===== Given entries =====

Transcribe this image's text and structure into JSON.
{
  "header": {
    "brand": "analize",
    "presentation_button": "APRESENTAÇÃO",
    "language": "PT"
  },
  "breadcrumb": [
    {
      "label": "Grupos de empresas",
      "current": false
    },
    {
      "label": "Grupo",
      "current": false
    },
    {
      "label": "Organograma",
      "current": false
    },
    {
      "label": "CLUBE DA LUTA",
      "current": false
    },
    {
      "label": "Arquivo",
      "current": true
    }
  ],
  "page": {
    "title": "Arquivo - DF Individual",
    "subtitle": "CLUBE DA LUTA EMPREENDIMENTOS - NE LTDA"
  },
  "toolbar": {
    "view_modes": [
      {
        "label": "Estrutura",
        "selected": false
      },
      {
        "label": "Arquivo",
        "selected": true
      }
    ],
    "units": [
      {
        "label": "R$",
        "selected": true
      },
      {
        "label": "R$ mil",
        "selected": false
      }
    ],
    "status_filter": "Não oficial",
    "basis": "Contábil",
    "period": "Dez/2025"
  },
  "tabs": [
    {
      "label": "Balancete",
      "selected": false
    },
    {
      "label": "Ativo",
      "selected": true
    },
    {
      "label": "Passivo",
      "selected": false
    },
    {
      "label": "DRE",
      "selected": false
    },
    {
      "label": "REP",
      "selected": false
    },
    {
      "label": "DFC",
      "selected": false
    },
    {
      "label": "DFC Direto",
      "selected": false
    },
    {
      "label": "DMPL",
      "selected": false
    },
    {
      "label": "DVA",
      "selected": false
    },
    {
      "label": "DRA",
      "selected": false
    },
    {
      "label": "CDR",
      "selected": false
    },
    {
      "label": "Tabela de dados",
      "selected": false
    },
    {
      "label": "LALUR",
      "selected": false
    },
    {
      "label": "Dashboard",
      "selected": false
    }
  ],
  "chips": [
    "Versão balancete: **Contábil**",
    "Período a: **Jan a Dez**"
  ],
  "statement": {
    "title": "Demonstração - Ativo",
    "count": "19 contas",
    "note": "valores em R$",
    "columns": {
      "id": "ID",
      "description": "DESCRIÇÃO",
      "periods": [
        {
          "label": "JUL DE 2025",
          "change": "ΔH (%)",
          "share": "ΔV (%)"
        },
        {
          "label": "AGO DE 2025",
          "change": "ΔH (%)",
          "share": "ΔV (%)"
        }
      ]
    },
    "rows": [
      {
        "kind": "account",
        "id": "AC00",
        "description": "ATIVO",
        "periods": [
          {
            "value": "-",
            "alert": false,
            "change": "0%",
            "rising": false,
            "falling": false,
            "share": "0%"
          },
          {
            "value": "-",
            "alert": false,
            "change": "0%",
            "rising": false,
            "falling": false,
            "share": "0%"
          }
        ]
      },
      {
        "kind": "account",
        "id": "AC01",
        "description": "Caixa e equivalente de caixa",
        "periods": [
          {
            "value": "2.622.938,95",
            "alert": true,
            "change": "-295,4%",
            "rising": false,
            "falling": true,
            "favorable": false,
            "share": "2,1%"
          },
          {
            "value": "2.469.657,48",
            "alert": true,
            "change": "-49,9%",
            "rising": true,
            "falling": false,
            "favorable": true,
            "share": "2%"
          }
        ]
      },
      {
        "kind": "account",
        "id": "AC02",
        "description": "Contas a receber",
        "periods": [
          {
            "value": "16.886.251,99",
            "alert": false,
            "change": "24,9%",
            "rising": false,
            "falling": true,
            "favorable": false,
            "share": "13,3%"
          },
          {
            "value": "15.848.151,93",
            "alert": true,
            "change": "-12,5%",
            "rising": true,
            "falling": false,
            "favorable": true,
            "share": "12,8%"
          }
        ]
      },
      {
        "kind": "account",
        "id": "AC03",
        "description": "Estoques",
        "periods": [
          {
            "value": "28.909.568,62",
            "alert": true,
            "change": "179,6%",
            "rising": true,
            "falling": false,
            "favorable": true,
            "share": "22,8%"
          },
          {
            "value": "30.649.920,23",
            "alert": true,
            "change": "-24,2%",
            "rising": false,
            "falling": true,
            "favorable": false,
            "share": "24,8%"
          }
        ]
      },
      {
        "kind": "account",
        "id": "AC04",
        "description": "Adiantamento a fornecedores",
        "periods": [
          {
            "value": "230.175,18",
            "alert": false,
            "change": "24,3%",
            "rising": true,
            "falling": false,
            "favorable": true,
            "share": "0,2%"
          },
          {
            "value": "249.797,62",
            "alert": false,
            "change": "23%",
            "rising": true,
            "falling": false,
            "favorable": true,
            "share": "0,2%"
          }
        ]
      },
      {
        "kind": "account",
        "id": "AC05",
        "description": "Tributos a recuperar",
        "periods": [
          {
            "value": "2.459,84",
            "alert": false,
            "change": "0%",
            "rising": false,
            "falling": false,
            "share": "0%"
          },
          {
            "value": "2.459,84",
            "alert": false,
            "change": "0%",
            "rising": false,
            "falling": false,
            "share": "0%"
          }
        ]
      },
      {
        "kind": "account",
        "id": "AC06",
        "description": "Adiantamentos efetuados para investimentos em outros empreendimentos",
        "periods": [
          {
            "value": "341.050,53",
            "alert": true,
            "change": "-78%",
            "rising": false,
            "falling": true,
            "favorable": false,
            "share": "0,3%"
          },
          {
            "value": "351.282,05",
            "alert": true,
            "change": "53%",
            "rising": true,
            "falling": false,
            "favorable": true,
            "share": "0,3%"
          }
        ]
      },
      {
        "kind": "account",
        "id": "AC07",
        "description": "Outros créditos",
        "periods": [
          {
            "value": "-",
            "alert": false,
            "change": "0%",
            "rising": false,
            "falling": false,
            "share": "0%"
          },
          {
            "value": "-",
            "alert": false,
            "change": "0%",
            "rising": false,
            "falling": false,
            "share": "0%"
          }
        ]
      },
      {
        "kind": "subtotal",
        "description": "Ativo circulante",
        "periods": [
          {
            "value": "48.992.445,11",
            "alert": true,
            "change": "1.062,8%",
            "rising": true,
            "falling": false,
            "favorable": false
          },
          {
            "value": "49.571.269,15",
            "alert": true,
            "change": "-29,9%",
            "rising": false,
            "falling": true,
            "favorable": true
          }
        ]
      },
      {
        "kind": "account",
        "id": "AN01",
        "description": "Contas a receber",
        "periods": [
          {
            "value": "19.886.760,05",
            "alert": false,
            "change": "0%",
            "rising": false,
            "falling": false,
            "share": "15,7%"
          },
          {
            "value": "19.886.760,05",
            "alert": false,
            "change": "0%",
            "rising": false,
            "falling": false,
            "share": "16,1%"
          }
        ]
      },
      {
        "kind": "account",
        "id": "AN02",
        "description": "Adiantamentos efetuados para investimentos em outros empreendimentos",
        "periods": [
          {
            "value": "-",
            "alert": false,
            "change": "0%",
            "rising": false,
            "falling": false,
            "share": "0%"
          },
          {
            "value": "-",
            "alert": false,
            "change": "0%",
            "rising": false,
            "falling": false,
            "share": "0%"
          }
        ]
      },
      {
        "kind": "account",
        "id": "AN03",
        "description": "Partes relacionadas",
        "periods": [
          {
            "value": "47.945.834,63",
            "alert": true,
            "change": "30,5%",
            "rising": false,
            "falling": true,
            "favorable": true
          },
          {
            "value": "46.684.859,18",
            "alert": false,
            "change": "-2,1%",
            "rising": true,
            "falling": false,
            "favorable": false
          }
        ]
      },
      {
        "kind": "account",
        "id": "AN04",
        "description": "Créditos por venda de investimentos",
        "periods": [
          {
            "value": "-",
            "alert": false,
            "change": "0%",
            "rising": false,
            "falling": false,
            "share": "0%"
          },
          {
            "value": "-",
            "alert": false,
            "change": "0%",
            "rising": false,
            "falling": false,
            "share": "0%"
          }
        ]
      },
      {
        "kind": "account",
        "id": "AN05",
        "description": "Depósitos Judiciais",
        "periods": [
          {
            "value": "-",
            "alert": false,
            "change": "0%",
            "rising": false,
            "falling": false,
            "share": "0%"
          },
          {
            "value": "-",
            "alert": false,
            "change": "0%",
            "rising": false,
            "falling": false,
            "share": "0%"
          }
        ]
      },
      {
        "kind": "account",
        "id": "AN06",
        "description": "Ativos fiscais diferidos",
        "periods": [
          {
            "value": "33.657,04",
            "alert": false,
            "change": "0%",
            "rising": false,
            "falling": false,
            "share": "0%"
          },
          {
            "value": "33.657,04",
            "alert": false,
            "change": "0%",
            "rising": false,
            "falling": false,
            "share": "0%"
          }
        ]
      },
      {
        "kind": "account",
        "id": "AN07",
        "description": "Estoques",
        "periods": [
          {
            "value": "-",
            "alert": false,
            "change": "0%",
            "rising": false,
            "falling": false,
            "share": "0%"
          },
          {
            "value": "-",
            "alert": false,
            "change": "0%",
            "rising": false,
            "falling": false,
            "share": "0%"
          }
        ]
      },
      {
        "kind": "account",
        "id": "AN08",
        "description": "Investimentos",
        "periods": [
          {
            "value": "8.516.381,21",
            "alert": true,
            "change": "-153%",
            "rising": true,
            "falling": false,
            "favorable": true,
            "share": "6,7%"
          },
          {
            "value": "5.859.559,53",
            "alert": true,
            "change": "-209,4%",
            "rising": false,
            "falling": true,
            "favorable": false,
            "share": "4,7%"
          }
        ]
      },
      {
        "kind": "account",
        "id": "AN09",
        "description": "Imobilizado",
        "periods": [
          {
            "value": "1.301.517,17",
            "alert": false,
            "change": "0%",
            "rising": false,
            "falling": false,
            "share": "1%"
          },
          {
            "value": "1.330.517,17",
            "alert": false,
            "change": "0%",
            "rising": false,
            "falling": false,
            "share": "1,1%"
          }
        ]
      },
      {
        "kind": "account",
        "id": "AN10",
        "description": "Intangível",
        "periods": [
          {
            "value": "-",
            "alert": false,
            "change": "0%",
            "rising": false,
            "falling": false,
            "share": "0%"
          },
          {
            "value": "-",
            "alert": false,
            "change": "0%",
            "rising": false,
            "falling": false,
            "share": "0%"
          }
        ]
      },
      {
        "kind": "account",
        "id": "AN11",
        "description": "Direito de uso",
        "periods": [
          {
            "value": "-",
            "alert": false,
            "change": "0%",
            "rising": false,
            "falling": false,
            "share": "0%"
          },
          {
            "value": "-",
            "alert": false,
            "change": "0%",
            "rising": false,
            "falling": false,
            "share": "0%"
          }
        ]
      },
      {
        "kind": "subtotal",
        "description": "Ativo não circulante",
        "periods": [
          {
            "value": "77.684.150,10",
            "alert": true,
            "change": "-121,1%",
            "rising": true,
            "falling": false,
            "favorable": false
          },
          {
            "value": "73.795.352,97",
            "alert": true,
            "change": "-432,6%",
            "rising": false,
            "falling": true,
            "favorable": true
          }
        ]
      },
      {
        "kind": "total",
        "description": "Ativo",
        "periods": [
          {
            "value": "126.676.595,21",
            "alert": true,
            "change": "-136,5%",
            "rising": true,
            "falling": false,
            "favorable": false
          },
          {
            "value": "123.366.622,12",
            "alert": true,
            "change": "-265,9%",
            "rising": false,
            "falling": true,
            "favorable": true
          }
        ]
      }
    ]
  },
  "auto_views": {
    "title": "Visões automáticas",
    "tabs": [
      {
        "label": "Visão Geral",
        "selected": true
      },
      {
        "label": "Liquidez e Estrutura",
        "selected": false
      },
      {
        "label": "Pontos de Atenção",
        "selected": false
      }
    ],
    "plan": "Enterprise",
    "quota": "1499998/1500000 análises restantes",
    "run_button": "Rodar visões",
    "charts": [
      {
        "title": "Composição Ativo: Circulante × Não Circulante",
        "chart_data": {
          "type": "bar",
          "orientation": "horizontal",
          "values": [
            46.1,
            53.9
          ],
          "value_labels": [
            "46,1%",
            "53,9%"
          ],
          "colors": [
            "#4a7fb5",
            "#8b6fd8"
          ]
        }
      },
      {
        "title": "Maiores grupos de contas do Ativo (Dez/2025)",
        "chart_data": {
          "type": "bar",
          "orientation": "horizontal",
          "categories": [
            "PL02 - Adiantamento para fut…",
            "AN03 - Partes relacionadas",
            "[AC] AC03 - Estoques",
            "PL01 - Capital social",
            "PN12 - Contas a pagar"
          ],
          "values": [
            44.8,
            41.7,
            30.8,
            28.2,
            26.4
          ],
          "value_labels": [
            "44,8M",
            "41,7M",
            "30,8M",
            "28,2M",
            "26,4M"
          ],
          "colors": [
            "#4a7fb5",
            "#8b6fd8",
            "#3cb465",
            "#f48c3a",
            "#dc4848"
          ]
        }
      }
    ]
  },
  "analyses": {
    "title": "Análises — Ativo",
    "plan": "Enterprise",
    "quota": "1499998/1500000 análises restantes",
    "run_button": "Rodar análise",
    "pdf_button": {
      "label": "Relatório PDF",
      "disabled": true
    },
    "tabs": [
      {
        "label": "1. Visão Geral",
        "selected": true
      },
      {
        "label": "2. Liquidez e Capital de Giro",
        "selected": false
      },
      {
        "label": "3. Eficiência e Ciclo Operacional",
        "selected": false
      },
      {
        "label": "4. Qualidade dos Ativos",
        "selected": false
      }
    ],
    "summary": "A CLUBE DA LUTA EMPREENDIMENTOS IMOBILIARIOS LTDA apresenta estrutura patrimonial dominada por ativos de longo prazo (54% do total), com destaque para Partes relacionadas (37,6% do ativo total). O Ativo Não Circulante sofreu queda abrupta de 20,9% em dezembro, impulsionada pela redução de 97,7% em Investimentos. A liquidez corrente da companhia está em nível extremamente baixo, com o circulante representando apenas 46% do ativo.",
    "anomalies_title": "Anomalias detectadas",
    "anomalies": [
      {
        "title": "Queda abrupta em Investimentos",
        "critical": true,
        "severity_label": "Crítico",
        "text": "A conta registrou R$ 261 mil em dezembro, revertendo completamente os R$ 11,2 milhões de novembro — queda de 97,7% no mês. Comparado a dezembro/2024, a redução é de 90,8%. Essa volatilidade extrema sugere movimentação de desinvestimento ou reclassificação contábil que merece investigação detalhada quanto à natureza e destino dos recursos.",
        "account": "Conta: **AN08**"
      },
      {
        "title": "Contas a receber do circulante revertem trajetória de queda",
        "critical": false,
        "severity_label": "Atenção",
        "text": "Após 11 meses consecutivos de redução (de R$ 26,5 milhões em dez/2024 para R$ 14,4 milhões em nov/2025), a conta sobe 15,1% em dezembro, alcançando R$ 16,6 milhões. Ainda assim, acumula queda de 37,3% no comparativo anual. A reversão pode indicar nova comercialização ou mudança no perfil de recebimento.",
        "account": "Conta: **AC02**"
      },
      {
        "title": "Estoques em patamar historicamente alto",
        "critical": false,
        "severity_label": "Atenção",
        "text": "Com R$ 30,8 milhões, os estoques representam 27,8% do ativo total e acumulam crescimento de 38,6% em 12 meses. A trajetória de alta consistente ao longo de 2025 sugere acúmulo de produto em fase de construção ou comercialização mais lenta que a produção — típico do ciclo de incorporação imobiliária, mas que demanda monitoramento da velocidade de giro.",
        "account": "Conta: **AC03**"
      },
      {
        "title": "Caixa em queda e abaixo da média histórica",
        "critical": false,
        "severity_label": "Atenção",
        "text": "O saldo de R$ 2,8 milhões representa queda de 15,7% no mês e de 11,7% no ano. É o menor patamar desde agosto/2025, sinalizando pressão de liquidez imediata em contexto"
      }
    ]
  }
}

=====

▶ _Directive_
Copy in full each line that holds the word "CLUBE".

▶ _Written response_
      "label": "CLUBE DA LUTA",
    "subtitle": "CLUBE DA LUTA EMPREENDIMENTOS - NE LTDA"
    "summary": "A CLUBE DA LUTA EMPREENDIMENTOS IMOBILIARIOS LTDA apresenta estrutura patrimonial dominada por ativos de longo prazo (54% do total), com destaque para Partes relacionadas (37,6% do ativo total). O Ativo Não Circulante sofreu queda abrupta de 20,9% em dezembro, impulsionada pela redução de 97,7% em Investimentos. A liquidez corrente da companhia está em nível extremamente baixo, com o circulante representando apenas 46% do ativo.",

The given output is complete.